▶ **THE TASK**:
Lines containing the string "this" are to be counted; report the number and nothing more.

-- begin DATA PROVIDED --

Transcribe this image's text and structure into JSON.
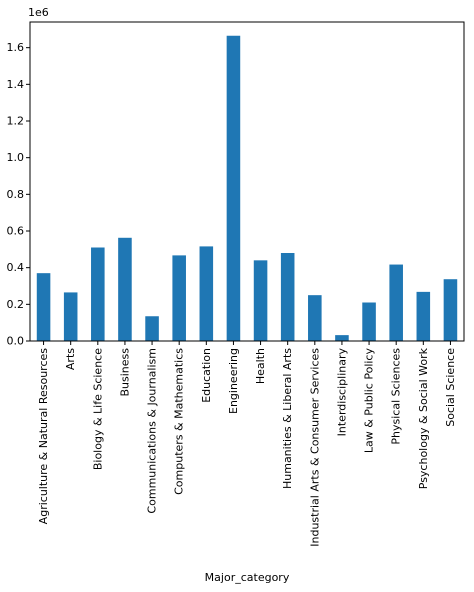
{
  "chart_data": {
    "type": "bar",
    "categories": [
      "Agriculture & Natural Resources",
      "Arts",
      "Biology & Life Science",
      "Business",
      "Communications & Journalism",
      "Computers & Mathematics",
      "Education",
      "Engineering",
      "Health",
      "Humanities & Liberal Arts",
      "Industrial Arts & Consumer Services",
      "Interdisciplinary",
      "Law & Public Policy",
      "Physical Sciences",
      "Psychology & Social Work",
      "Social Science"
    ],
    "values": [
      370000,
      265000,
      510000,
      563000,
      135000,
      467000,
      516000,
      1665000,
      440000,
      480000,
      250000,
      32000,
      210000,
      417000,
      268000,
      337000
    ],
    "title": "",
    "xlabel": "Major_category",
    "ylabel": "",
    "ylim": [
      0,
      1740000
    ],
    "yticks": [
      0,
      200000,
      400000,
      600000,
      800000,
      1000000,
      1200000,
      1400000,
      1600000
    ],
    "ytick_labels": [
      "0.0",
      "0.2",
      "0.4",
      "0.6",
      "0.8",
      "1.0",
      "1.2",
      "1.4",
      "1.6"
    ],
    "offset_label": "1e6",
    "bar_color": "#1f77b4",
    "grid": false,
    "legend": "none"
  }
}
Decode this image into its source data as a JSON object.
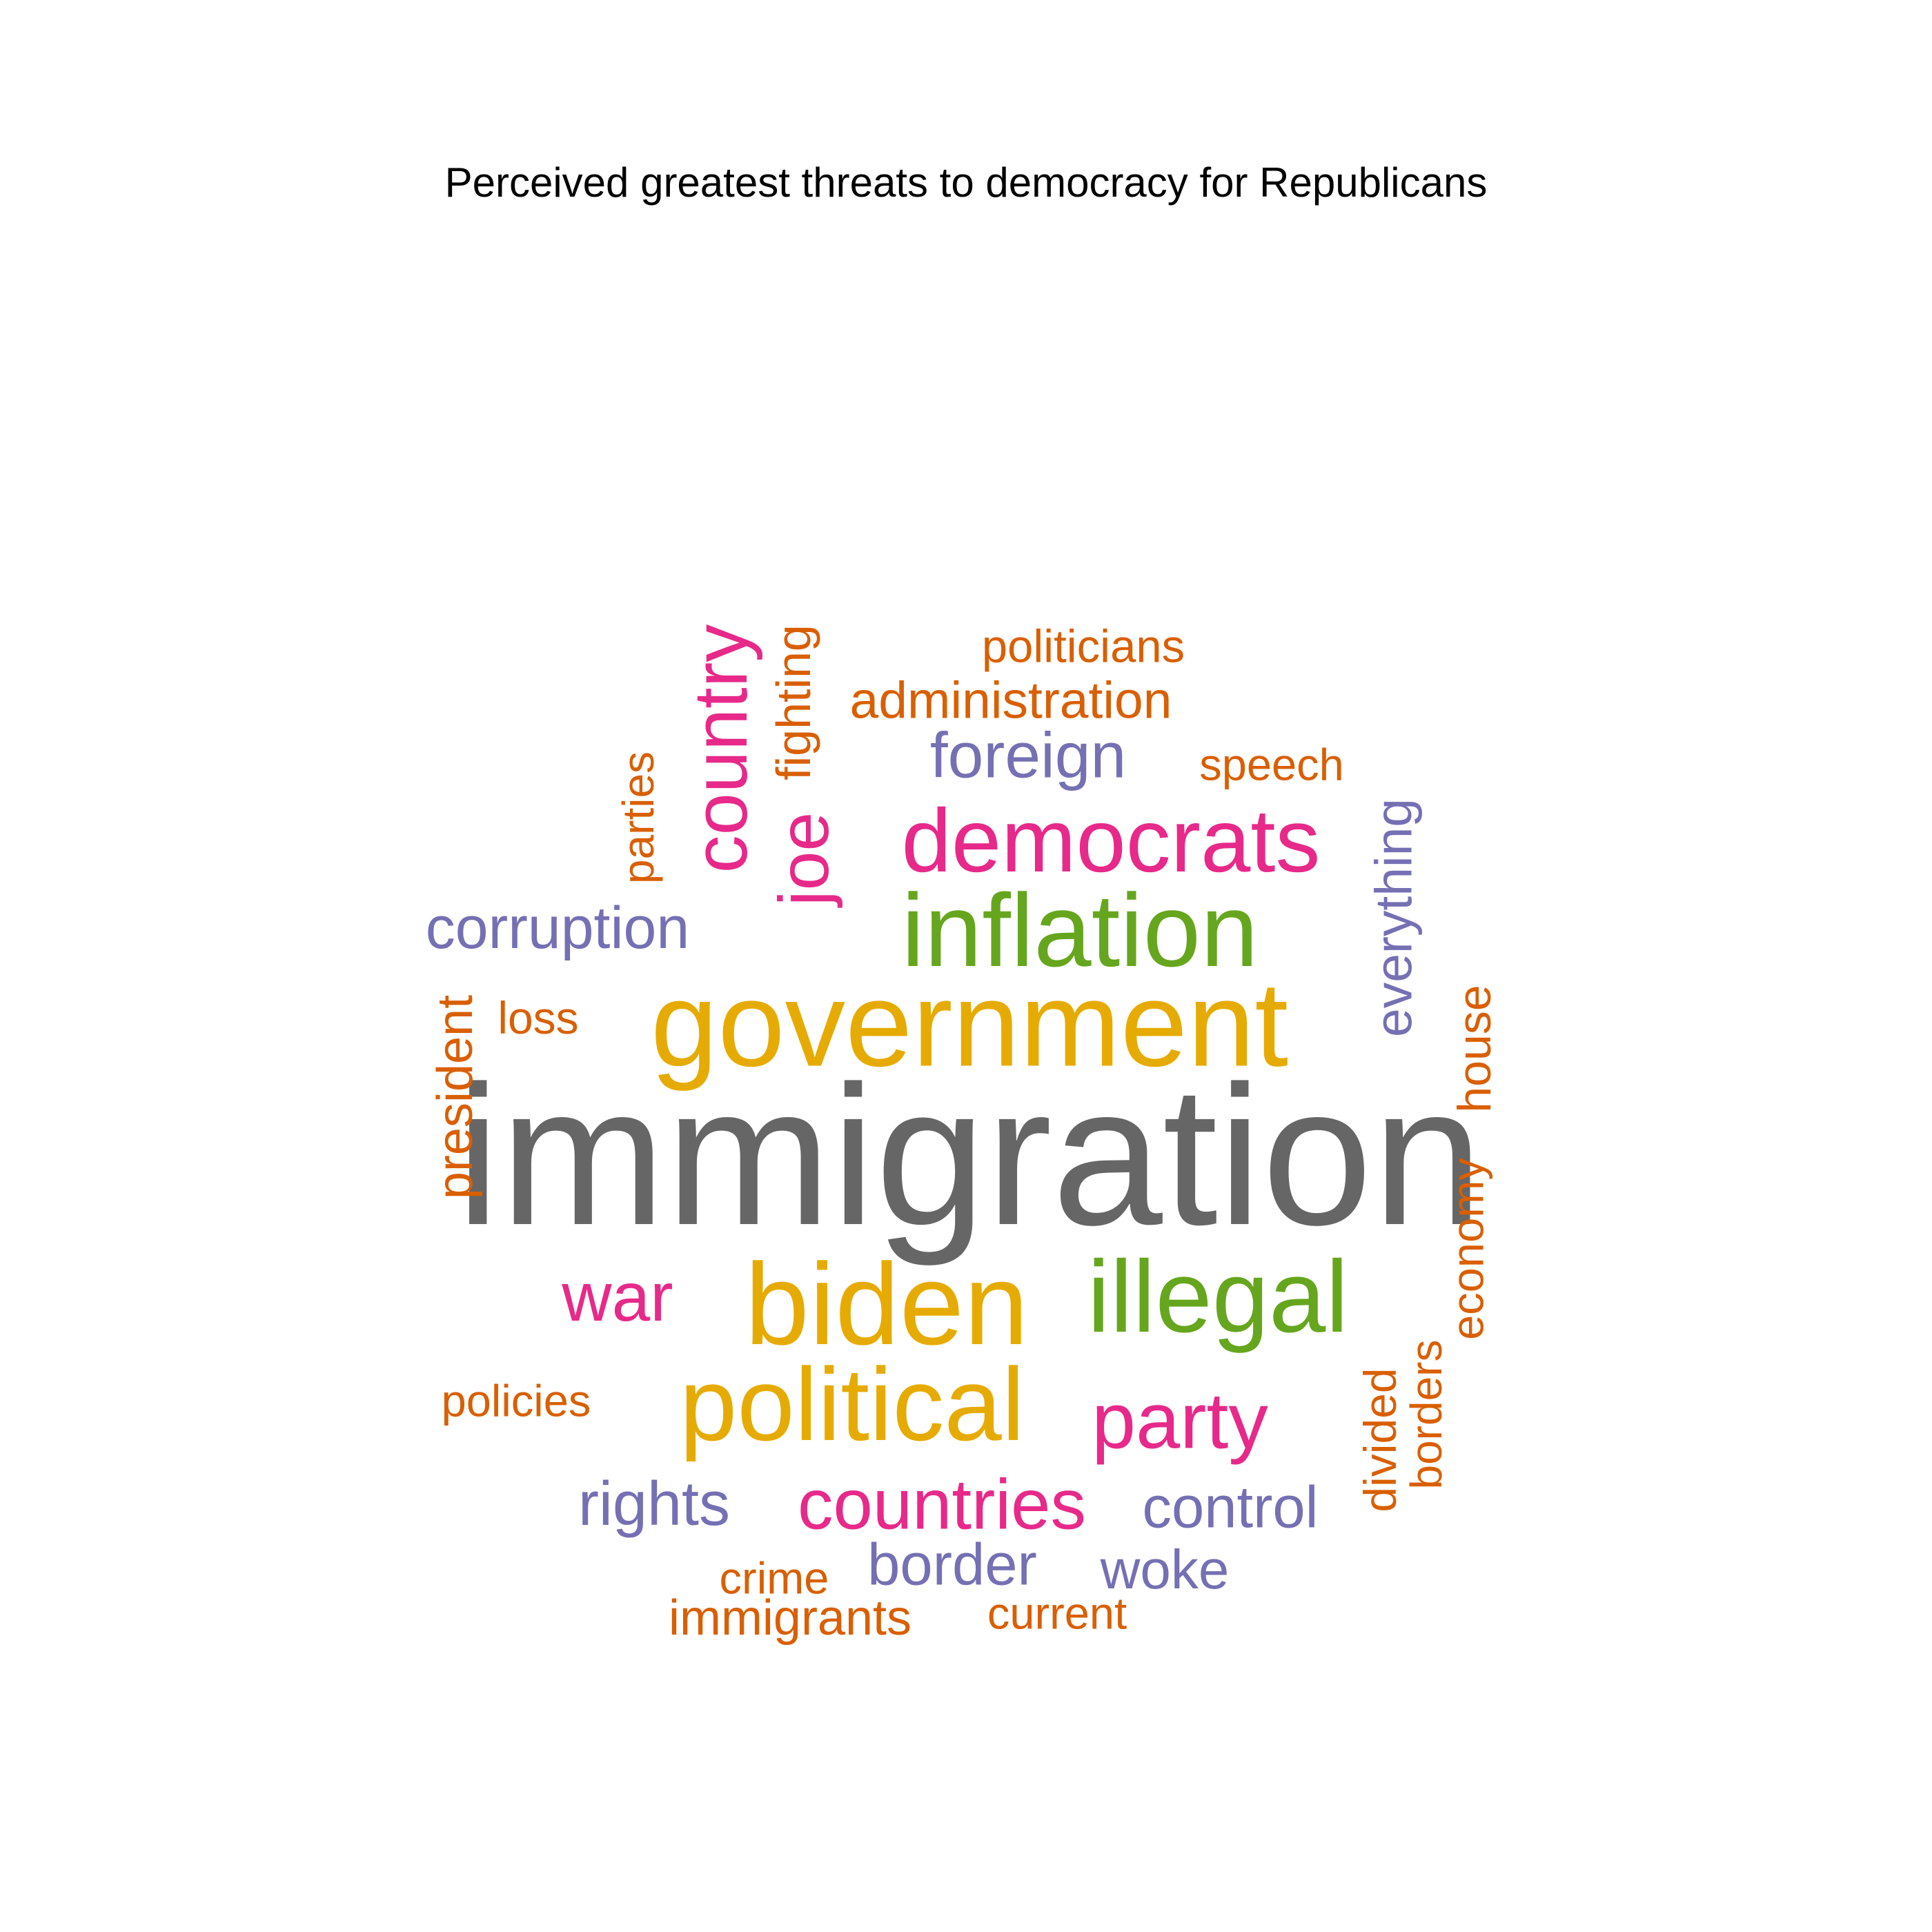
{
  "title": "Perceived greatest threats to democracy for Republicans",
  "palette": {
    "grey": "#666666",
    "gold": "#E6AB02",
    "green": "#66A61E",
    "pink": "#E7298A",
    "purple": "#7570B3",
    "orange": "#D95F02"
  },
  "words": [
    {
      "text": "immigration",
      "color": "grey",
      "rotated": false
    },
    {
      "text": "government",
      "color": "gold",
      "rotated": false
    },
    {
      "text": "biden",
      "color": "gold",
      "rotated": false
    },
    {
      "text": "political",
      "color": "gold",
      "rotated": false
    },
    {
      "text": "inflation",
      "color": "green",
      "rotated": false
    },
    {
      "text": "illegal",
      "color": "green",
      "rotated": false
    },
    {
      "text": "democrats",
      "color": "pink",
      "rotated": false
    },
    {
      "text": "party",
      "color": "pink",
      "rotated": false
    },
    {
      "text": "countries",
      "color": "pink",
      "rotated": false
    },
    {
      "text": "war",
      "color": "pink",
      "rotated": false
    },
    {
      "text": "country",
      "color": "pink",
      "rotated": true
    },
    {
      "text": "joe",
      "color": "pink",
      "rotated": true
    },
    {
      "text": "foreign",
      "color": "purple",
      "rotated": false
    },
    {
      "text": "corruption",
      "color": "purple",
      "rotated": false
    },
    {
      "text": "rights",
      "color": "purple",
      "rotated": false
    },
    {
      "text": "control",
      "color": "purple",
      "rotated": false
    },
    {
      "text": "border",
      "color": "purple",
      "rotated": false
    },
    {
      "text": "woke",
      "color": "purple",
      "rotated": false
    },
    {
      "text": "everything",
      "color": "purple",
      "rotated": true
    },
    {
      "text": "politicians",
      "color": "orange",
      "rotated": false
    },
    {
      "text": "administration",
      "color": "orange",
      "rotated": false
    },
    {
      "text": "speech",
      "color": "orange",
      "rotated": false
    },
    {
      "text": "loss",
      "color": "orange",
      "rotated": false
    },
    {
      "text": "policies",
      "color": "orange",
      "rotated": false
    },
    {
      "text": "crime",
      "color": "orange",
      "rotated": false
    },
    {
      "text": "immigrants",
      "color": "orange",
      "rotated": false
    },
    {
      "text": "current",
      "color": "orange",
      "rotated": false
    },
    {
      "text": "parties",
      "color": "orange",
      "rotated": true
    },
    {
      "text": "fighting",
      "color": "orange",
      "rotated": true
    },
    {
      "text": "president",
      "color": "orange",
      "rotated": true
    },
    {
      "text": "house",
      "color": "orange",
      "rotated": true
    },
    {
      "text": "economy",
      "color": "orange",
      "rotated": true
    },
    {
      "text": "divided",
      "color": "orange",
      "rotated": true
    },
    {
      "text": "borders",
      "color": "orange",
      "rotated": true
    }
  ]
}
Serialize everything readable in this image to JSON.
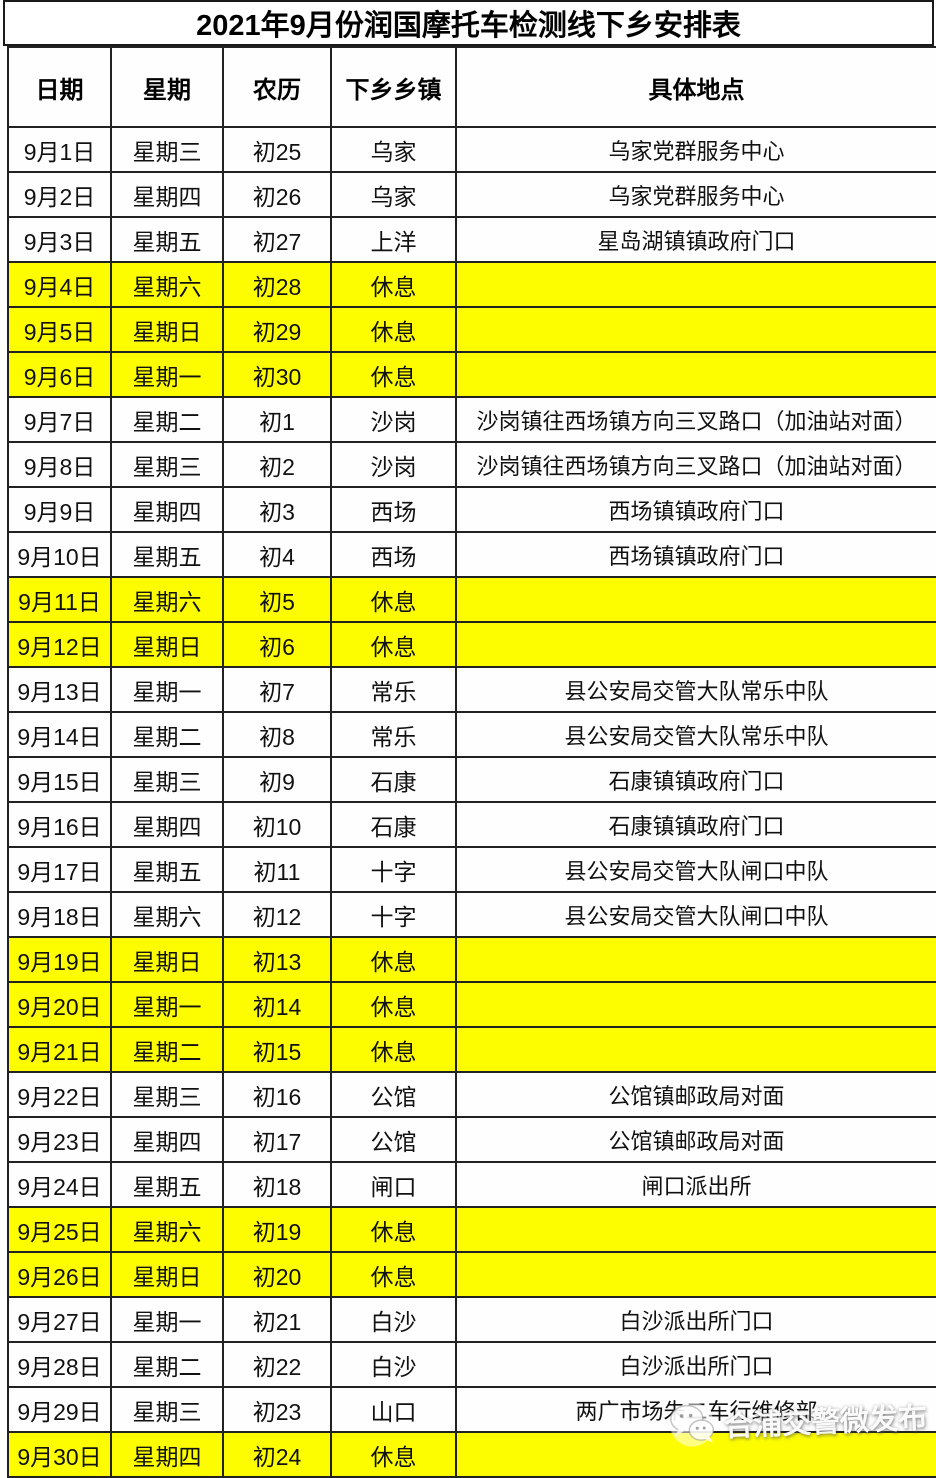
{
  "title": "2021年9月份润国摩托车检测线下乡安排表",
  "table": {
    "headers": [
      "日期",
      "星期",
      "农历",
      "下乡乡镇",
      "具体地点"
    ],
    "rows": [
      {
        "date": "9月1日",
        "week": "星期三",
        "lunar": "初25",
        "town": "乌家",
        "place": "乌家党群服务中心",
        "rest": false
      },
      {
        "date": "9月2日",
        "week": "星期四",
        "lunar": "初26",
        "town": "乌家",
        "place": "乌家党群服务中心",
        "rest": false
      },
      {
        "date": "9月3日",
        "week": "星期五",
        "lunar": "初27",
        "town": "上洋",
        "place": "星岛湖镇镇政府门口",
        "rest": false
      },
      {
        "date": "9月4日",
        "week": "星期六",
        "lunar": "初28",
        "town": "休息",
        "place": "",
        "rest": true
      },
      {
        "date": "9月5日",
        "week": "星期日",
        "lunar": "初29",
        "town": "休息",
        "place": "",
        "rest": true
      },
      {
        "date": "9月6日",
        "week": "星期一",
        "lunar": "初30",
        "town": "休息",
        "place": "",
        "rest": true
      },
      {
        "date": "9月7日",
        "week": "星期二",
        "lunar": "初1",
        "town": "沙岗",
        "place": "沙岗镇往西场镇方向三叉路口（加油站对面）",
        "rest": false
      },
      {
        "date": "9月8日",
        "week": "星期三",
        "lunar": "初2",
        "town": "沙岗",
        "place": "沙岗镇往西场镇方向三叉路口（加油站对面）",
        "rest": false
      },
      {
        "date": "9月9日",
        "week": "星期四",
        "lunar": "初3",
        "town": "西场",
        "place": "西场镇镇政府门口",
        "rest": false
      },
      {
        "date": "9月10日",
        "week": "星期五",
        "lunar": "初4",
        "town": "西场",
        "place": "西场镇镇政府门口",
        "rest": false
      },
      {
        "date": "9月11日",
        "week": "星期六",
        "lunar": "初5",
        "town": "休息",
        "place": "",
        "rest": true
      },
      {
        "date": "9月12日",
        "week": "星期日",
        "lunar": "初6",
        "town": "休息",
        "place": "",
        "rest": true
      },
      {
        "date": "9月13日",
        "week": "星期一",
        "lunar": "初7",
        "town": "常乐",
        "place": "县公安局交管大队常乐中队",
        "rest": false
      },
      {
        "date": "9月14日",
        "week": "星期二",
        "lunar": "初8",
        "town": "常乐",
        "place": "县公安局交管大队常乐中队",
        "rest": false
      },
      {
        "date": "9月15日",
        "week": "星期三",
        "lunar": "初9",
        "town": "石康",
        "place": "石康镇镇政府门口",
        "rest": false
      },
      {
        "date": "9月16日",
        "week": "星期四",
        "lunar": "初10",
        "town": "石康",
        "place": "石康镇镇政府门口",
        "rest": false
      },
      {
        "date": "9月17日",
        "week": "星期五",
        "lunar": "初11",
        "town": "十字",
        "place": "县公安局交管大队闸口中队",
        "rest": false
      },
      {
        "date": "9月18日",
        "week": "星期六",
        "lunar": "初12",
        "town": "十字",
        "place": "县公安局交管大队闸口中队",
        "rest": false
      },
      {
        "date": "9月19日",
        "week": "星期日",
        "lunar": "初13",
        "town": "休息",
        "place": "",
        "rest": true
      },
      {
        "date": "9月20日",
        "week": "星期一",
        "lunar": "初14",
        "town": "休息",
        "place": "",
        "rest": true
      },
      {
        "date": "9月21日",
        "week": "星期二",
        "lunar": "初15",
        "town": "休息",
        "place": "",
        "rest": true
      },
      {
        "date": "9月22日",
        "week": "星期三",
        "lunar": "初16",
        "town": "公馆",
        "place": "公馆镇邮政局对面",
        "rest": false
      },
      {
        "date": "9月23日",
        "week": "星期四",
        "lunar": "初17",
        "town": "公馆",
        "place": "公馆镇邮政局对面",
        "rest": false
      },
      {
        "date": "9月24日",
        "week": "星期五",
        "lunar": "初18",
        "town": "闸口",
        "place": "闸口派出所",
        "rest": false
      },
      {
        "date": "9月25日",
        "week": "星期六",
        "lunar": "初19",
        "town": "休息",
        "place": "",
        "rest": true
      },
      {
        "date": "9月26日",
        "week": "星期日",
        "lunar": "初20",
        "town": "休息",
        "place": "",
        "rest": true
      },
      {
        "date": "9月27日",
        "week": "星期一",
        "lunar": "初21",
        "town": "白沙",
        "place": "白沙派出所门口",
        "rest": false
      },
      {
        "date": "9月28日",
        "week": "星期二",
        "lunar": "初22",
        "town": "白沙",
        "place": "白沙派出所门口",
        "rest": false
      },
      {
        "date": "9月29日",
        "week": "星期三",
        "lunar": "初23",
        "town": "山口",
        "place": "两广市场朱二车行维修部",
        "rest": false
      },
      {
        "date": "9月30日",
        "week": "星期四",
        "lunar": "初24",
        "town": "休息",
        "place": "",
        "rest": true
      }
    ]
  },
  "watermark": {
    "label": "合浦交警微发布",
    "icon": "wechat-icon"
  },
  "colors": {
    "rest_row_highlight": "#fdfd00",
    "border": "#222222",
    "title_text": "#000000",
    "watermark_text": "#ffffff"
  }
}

-- end DATA PROVIDED --

▶ **RESULT**:
3